Stored data
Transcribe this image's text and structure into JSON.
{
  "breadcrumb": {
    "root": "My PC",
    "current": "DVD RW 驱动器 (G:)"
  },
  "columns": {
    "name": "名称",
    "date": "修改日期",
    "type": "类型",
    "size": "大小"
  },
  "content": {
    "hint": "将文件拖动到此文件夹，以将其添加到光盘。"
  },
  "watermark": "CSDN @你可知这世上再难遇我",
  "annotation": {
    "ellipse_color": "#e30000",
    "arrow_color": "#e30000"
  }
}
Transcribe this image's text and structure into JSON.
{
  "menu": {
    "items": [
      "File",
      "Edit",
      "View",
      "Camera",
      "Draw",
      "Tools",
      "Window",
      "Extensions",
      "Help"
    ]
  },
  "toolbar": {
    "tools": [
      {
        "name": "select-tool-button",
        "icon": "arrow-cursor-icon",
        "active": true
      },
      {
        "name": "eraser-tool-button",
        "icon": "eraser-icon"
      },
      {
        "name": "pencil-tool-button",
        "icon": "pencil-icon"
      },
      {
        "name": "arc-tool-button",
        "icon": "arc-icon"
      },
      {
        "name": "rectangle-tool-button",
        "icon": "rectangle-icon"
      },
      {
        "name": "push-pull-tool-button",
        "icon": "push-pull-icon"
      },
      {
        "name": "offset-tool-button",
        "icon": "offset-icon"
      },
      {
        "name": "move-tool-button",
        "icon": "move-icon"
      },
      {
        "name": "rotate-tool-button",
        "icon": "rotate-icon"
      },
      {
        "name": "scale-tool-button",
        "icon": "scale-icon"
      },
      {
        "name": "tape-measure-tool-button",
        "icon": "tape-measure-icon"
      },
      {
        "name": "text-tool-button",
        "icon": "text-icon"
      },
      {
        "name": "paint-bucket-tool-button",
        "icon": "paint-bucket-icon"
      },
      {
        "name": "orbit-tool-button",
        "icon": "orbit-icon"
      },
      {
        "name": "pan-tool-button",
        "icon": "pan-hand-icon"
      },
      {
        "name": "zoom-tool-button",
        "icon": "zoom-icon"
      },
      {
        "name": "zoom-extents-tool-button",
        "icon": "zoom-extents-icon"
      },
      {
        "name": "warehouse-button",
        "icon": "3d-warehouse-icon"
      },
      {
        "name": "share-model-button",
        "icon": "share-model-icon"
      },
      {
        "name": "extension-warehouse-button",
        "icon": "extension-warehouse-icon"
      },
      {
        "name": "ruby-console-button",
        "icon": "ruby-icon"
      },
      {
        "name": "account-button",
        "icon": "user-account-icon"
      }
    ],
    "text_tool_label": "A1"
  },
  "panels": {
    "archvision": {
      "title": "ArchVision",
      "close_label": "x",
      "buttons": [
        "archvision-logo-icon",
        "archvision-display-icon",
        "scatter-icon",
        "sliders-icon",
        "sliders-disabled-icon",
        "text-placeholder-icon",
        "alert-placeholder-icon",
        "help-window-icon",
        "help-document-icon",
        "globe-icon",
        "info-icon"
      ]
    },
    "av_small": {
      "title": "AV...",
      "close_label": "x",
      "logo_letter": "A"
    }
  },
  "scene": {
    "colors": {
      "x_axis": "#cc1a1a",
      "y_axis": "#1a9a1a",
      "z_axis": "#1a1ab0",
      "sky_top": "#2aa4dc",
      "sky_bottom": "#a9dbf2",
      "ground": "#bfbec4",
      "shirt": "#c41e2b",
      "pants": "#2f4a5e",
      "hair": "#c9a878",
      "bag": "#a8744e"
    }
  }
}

→ **To do**
Nothing in the data may differ; print all of it exactly as written.

→ **Expected output**
Transcribe this image's text and structure into JSON.
{
  "breadcrumb": {
    "root": "My PC",
    "current": "DVD RW 驱动器 (G:)"
  },
  "columns": {
    "name": "名称",
    "date": "修改日期",
    "type": "类型",
    "size": "大小"
  },
  "content": {
    "hint": "将文件拖动到此文件夹，以将其添加到光盘。"
  },
  "watermark": "CSDN @你可知这世上再难遇我",
  "annotation": {
    "ellipse_color": "#e30000",
    "arrow_color": "#e30000"
  }
}
Transcribe this image's text and structure into JSON.
{
  "menu": {
    "items": [
      "File",
      "Edit",
      "View",
      "Camera",
      "Draw",
      "Tools",
      "Window",
      "Extensions",
      "Help"
    ]
  },
  "toolbar": {
    "tools": [
      {
        "name": "select-tool-button",
        "icon": "arrow-cursor-icon",
        "active": true
      },
      {
        "name": "eraser-tool-button",
        "icon": "eraser-icon"
      },
      {
        "name": "pencil-tool-button",
        "icon": "pencil-icon"
      },
      {
        "name": "arc-tool-button",
        "icon": "arc-icon"
      },
      {
        "name": "rectangle-tool-button",
        "icon": "rectangle-icon"
      },
      {
        "name": "push-pull-tool-button",
        "icon": "push-pull-icon"
      },
      {
        "name": "offset-tool-button",
        "icon": "offset-icon"
      },
      {
        "name": "move-tool-button",
        "icon": "move-icon"
      },
      {
        "name": "rotate-tool-button",
        "icon": "rotate-icon"
      },
      {
        "name": "scale-tool-button",
        "icon": "scale-icon"
      },
      {
        "name": "tape-measure-tool-button",
        "icon": "tape-measure-icon"
      },
      {
        "name": "text-tool-button",
        "icon": "text-icon"
      },
      {
        "name": "paint-bucket-tool-button",
        "icon": "paint-bucket-icon"
      },
      {
        "name": "orbit-tool-button",
        "icon": "orbit-icon"
      },
      {
        "name": "pan-tool-button",
        "icon": "pan-hand-icon"
      },
      {
        "name": "zoom-tool-button",
        "icon": "zoom-icon"
      },
      {
        "name": "zoom-extents-tool-button",
        "icon": "zoom-extents-icon"
      },
      {
        "name": "warehouse-button",
        "icon": "3d-warehouse-icon"
      },
      {
        "name": "share-model-button",
        "icon": "share-model-icon"
      },
      {
        "name": "extension-warehouse-button",
        "icon": "extension-warehouse-icon"
      },
      {
        "name": "ruby-console-button",
        "icon": "ruby-icon"
      },
      {
        "name": "account-button",
        "icon": "user-account-icon"
      }
    ],
    "text_tool_label": "A1"
  },
  "panels": {
    "archvision": {
      "title": "ArchVision",
      "close_label": "x",
      "buttons": [
        "archvision-logo-icon",
        "archvision-display-icon",
        "scatter-icon",
        "sliders-icon",
        "sliders-disabled-icon",
        "text-placeholder-icon",
        "alert-placeholder-icon",
        "help-window-icon",
        "help-document-icon",
        "globe-icon",
        "info-icon"
      ]
    },
    "av_small": {
      "title": "AV...",
      "close_label": "x",
      "logo_letter": "A"
    }
  },
  "scene": {
    "colors": {
      "x_axis": "#cc1a1a",
      "y_axis": "#1a9a1a",
      "z_axis": "#1a1ab0",
      "sky_top": "#2aa4dc",
      "sky_bottom": "#a9dbf2",
      "ground": "#bfbec4",
      "shirt": "#c41e2b",
      "pants": "#2f4a5e",
      "hair": "#c9a878",
      "bag": "#a8744e"
    }
  }
}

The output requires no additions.